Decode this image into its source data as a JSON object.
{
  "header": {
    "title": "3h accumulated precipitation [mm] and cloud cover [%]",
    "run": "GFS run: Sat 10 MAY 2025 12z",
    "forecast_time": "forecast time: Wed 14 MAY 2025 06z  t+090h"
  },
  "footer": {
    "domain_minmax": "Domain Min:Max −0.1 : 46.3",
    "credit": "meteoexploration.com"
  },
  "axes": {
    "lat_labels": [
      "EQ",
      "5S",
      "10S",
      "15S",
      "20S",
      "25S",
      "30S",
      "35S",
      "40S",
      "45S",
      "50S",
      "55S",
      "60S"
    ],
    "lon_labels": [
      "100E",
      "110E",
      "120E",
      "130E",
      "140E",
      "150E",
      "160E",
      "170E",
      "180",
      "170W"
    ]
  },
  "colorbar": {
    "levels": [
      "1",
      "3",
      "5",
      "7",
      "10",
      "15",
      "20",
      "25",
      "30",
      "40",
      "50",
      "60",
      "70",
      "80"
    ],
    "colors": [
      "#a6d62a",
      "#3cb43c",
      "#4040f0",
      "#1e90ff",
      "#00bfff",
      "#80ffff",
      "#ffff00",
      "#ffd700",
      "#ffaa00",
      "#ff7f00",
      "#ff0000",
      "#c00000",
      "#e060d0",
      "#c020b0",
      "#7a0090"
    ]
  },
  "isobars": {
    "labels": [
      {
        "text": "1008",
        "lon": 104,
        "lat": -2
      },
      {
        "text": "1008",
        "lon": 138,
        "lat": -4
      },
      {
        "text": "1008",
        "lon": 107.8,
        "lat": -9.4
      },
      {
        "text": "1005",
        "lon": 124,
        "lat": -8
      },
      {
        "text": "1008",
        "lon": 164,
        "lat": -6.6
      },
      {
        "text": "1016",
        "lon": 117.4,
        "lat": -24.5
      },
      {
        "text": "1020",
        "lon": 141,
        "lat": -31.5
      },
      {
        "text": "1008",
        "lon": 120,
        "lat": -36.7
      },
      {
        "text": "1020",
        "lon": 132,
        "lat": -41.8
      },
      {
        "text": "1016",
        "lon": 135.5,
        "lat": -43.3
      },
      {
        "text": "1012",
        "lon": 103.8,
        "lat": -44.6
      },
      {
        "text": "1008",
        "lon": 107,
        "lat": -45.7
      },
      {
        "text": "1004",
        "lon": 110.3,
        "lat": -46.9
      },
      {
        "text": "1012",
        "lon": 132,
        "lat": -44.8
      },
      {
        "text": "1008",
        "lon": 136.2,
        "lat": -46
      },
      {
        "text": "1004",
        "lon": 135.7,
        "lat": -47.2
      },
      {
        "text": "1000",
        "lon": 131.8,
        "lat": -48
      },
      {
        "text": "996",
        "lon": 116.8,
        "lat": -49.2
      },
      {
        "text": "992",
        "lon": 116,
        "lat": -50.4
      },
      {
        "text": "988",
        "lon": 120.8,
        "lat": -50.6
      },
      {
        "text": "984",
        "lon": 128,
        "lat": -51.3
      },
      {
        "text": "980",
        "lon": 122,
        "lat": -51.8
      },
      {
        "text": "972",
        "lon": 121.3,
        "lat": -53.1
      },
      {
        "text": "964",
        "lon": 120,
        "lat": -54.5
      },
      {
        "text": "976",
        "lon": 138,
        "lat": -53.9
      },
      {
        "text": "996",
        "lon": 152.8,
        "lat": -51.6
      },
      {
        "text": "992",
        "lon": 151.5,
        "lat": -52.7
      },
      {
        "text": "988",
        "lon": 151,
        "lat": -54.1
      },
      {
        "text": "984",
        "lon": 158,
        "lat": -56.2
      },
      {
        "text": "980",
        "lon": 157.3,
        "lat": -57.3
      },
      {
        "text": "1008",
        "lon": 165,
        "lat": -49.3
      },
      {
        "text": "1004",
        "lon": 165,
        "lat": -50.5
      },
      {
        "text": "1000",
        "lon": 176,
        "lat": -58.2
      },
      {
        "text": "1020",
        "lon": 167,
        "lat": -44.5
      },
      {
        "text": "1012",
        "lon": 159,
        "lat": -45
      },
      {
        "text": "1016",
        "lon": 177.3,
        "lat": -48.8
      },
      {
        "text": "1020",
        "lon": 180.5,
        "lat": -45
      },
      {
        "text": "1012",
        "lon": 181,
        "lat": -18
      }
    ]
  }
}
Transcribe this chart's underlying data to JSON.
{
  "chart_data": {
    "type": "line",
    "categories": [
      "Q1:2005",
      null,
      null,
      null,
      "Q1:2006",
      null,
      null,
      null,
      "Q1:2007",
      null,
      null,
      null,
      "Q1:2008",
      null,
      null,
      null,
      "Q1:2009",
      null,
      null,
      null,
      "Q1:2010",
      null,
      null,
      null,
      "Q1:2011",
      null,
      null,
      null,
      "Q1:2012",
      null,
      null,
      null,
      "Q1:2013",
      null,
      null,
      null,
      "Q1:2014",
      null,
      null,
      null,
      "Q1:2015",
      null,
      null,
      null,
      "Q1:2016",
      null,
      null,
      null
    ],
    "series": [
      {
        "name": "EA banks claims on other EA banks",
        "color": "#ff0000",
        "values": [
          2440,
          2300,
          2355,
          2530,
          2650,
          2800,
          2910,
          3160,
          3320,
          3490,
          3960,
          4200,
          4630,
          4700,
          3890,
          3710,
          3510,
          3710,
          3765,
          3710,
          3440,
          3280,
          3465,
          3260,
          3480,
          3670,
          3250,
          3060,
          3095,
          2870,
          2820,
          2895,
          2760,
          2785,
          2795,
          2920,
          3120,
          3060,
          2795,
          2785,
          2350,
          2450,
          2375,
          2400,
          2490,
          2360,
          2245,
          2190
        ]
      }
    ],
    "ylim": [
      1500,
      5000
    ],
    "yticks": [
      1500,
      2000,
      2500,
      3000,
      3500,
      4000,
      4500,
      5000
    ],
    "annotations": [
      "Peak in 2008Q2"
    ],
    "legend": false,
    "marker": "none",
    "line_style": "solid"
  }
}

========================================

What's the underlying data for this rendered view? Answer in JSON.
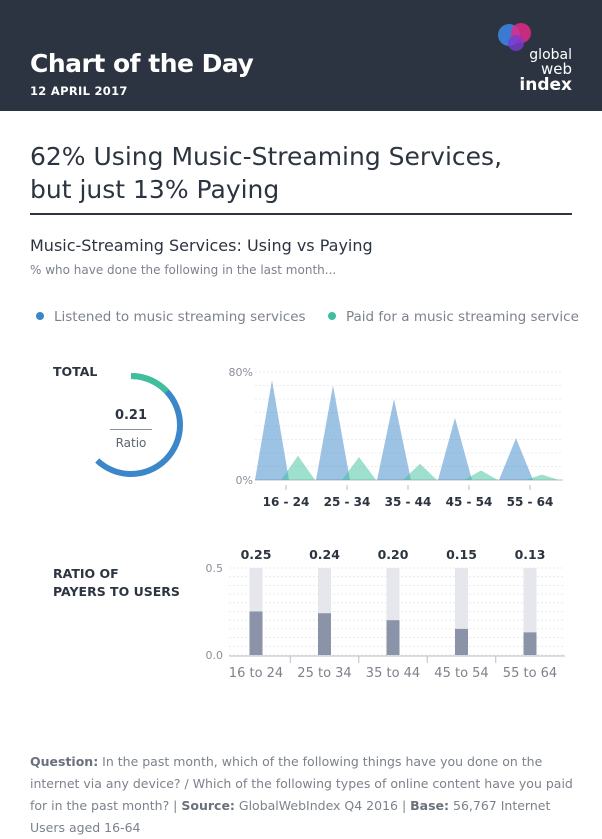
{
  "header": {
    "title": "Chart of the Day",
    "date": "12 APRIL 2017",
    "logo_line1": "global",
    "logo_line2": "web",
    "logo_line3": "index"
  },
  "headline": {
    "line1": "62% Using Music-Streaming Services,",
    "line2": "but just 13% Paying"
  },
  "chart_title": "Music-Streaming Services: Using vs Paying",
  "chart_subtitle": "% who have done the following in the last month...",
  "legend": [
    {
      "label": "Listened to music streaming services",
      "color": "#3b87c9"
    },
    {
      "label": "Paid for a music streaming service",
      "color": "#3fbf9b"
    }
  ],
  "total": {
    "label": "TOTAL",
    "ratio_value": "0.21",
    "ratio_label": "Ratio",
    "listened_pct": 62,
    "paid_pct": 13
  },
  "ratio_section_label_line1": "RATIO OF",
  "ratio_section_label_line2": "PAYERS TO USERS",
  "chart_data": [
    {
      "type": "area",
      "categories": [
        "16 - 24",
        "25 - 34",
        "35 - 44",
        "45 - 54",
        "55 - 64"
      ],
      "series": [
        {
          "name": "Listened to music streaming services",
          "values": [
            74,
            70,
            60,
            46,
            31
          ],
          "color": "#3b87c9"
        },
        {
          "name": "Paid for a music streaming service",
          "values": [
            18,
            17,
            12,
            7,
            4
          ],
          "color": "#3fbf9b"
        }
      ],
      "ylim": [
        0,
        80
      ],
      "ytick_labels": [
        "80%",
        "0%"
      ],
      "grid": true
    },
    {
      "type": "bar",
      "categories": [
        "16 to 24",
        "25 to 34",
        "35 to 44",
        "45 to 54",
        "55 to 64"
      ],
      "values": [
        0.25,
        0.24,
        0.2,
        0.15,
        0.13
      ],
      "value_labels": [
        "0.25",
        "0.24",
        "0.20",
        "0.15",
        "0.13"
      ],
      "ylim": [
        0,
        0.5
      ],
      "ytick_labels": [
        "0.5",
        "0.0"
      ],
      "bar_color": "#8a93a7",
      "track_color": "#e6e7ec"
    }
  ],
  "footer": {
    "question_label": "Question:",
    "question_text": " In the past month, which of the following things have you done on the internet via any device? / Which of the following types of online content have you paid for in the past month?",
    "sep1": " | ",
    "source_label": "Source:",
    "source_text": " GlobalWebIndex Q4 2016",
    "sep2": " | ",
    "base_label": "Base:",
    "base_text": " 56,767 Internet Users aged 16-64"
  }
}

========================================

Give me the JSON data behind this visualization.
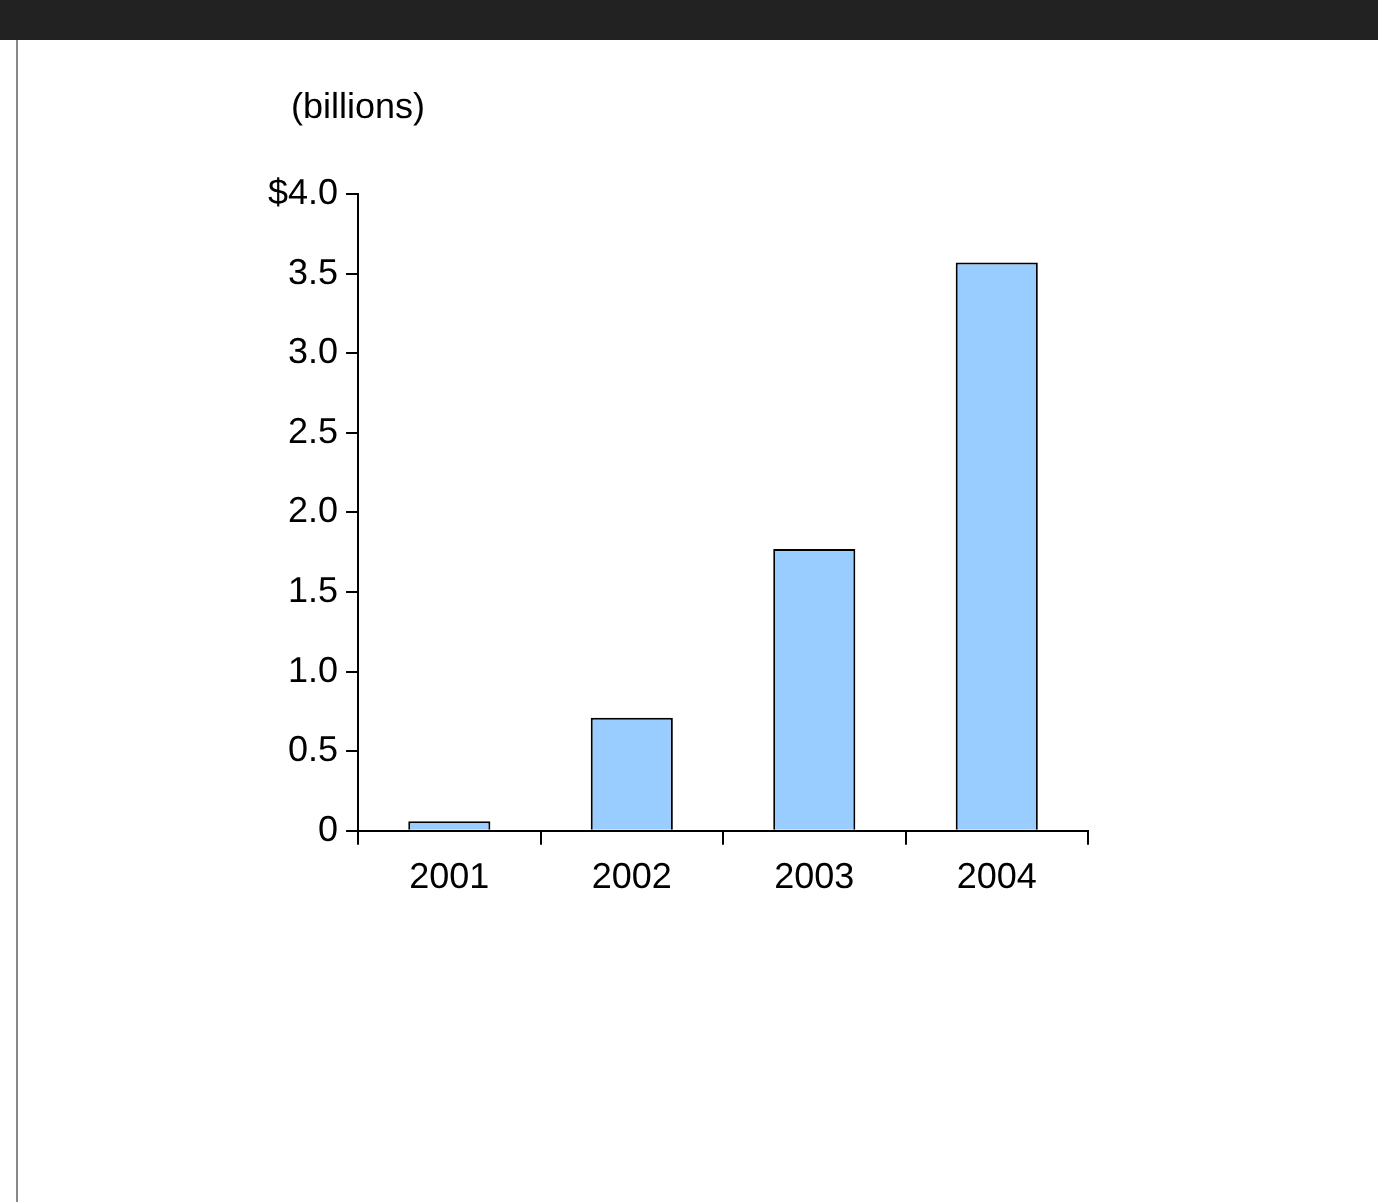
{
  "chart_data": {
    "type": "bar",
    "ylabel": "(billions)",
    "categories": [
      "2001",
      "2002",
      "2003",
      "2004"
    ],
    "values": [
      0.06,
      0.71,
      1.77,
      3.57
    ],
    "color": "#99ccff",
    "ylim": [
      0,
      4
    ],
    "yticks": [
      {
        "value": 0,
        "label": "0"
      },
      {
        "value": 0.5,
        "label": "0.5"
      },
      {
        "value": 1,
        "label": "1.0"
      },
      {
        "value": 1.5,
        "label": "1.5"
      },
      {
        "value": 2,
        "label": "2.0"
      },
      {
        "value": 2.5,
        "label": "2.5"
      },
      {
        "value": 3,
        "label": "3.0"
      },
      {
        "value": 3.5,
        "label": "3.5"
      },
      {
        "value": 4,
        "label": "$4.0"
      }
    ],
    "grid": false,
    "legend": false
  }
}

========================================

DESCRIPTION OF THE TASK - Search the lines above for the string "done", then show every one that has it.

COMPLETED EXERCISE -
  "chart_subtitle": "% who have done the following in the last month...",
    "question_text": " In the past month, which of the following things have you done on the internet via any device? / Which of the following types of online content have you paid for in the past month?",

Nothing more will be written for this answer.